In the records below, find each line with the word "this" and copy it.
========================================================================
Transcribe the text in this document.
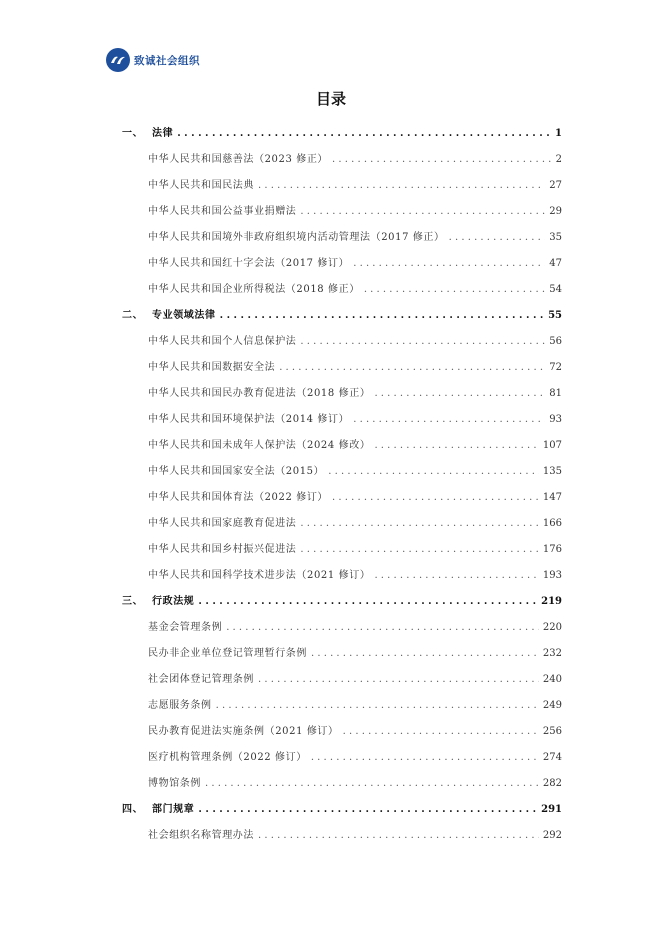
致诚社会组织
目录
一、 法律 . . .	1
中华人民共和国慈善法（2023 修正） . . .	2
中华人民共和国民法典 . . .	27
中华人民共和国公益事业捐赠法 . . .	29
中华人民共和国境外非政府组织境内活动管理法（2017 修正） . . .	35
中华人民共和国红十字会法（2017 修订） . . .	47
中华人民共和国企业所得税法（2018 修正） . . .	54
二、 专业领域法律 . . .	55
中华人民共和国个人信息保护法 . . .	56
中华人民共和国数据安全法 . . .	72
中华人民共和国民办教育促进法（2018 修正） . . .	81
中华人民共和国环境保护法（2014 修订） . . .	93
中华人民共和国未成年人保护法（2024 修改） . . .	107
中华人民共和国国家安全法（2015） . . .	135
中华人民共和国体育法（2022 修订） . . .	147
中华人民共和国家庭教育促进法 . . .	166
中华人民共和国乡村振兴促进法 . . .	176
中华人民共和国科学技术进步法（2021 修订） . . .	193
三、 行政法规 . . .	219
基金会管理条例 . . .	220
民办非企业单位登记管理暂行条例 . . .	232
社会团体登记管理条例 . . .	240
志愿服务条例 . . .	249
民办教育促进法实施条例（2021 修订） . . .	256
医疗机构管理条例（2022 修订） . . .	274
博物馆条例 . . .	282
四、 部门规章 . . .	291
社会组织名称管理办法 . . .	292
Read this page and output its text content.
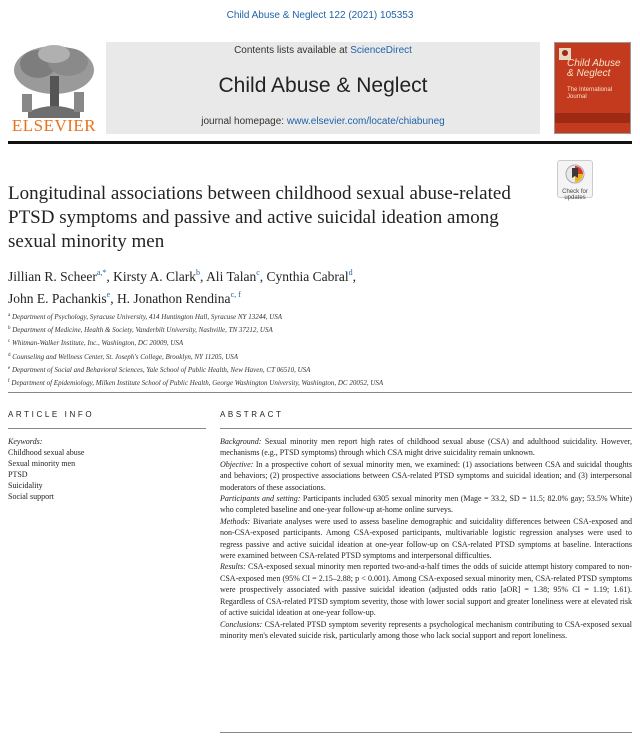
Child Abuse & Neglect 122 (2021) 105353
ELSEVIER
Contents lists available at ScienceDirect
Child Abuse & Neglect
journal homepage: www.elsevier.com/locate/chiabuneg
Child Abuse & Neglect
The International Journal
Check for
updates
Longitudinal associations between childhood sexual abuse-related PTSD symptoms and passive and active suicidal ideation among sexual minority men
Jillian R. Scheer$^{a,*}$, Kirsty A. Clark$^b$, Ali Talan$^c$, Cynthia Cabral$^d$,
John E. Pachankis$^e$, H. Jonathon Rendina$^{c, f}$
$^a$ Department of Psychology, Syracuse University, 414 Huntington Hall, Syracuse NY 13244, USA
$^b$ Department of Medicine, Health & Society, Vanderbilt University, Nashville, TN 37212, USA
$^c$ Whitman-Walker Institute, Inc., Washington, DC 20009, USA
$^d$ Counseling and Wellness Center, St. Joseph's College, Brooklyn, NY 11205, USA
$^e$ Department of Social and Behavioral Sciences, Yale School of Public Health, New Haven, CT 06510, USA
$^f$ Department of Epidemiology, Milken Institute School of Public Health, George Washington University, Washington, DC 20052, USA
ARTICLE INFO	ABSTRACT
Keywords:
Childhood sexual abuse
Sexual minority men
PTSD
Suicidality
Social support

Background: Sexual minority men report high rates of childhood sexual abuse (CSA) and adulthood suicidality. However, mechanisms (e.g., PTSD symptoms) through which CSA might drive suicidality remain unknown.

Objective: In a prospective cohort of sexual minority men, we examined: (1) associations between CSA and suicidal thoughts and behaviors; (2) prospective associations between CSA-related PTSD symptoms and suicidal ideation; and (3) interpersonal moderators of these associations.

Participants and setting: Participants included 6305 sexual minority men (Mage = 33.2, SD = 11.5; 82.0% gay; 53.5% White) who completed baseline and one-year follow-up at-home online surveys.

Methods: Bivariate analyses were used to assess baseline demographic and suicidality differences between CSA-exposed and non-CSA-exposed participants. Among CSA-exposed participants, multivariable logistic regression analyses were used to regress passive and active suicidal ideation at one-year follow-up on CSA-related PTSD symptoms at baseline. Interactions were examined between CSA-related PTSD symptoms and interpersonal difficulties.

Results: CSA-exposed sexual minority men reported two-and-a-half times the odds of suicide attempt history compared to non-CSA-exposed men (95% CI = 2.15–2.88; p < 0.001). Among CSA-exposed sexual minority men, CSA-related PTSD symptoms were prospectively associated with passive suicidal ideation (adjusted odds ratio [aOR] = 1.38; 95% CI = 1.19; 1.61). Regardless of CSA-related PTSD symptom severity, those with lower social support and greater loneliness were at elevated risk of active suicidal ideation at one-year follow-up.

Conclusions: CSA-related PTSD symptom severity represents a psychological mechanism contributing to CSA-exposed sexual minority men's elevated suicide risk, particularly among those who lack social support and report loneliness.
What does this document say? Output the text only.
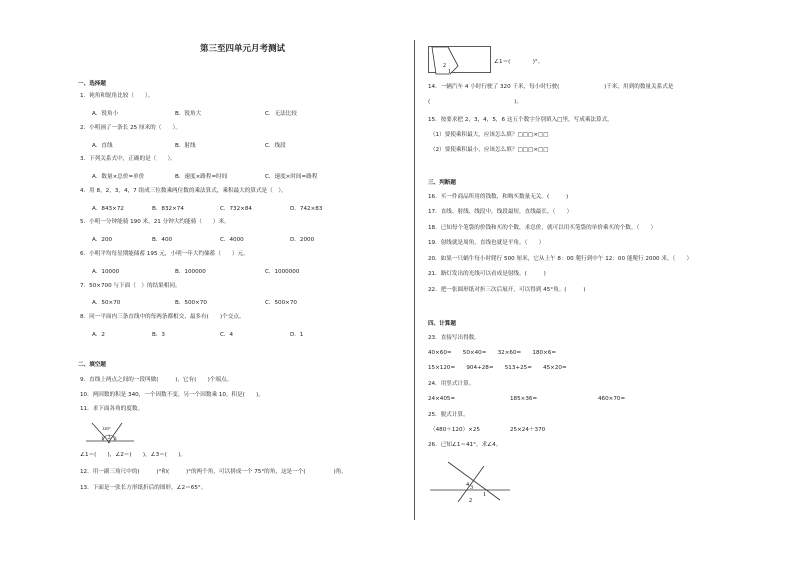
第三至四单元月考测试
一、选择题
1．钝角和锐角比较（　　）。
A．锐角小	B．锐角大	C．无法比较
2．小明画了一条长 25 厘米的（　　）。
A．直线	B．射线	C．线段
3．下列关系式中，正确的是（　　）。
A．数量×总价=单价	B．速度×路程=时间	C．速度×时间=路程
4．用 8，2，3，4，7 组成三位数乘两位数的乘法算式，乘积最大的算式是（　）。
A．843×72	B．832×74	C．732×84	D．742×83
5．小明一分钟能骑 190 米，21 分钟大约能骑（　　）米。
A．200	B．400	C．4000	D．2000
6．小明平均每星期能储蓄 195 元，小明一年大约储蓄（　　）元。
A．10000	B．100000	C．1000000
7．50×700 与下面（　）的结果相同。
A．50×70	B．500×70	C．500×70
8．同一平面内三条直线中的每两条都相交，最多有(　　)个交点。
A．2	B．3	C．4	D．1
二、填空题
9．直线上两点之间的一段叫做(　　　)，它有(　　)个端点。
10．两因数的积是 340，一个因数不变，另一个因数乘 10，积是(　　)。
11．求下面各角的度数。
1 2 3
120°
∠1＝(　　)，∠2＝(　　)，∠3＝(　　)。
12．用一副三角尺中的(　　　)°和(　　　)°的两个角，可以拼成一个 75°的角，这是一个(　　　　　)角。
13．下面是一张长方形纸折后的图形，∠2＝65°。
2
1
∠1＝(　　　　)°。
14．一辆汽车 4 小时行驶了 320 千米，每小时行驶(　　　　　　　　)千米，用到的数量关系式是
(　　　　　　　　　　　　　　　)。
15．按要求把 2，3，4，5，6 这五个数字分别填入□里，写成乘法算式。
（1）要使乘积最大，应该怎么填？□□□×□□
（2）要使乘积最小，应该怎么填？□□□×□□
三、判断题
16．买一件商品所用的钱数，和购买数量无关。(　　　)
17．直线、射线、线段中，线段最短，直线最长。（　　）
18．已知每个笔袋的价钱和买的个数，求总价，就可以用买笔袋的单价乘买的个数。（　　）
19．射线就是周角，直线也就是平角。（　　）
20．如果一只蜗牛每小时爬行 500 厘米，它从上午 8：00 爬行到中午 12：00 能爬行 2000 米。（　　）
21．路灯发出的光线可以看成是射线。(　　　)
22．把一张圆形纸对折三次后展开，可以得到 45°角。(　　　)
四、计算题
23．直接写出得数。
40×60=　　50×40=　　32×60=　　180×6=
15×120=　　904+28=　　513+25=　　45×20=
24．用竖式计算。
24×405=	185×36=	460×70=
25．脱式计算。
（480＋120）×25	25×24＋370
26．已知∠1＝41°，求∠4。
4 3
1
2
========================================================================
**EXERCISE SOLUTION:**
Transcribe the text in this document.
Read this page and output its text content.
What does this document say? Output the text only.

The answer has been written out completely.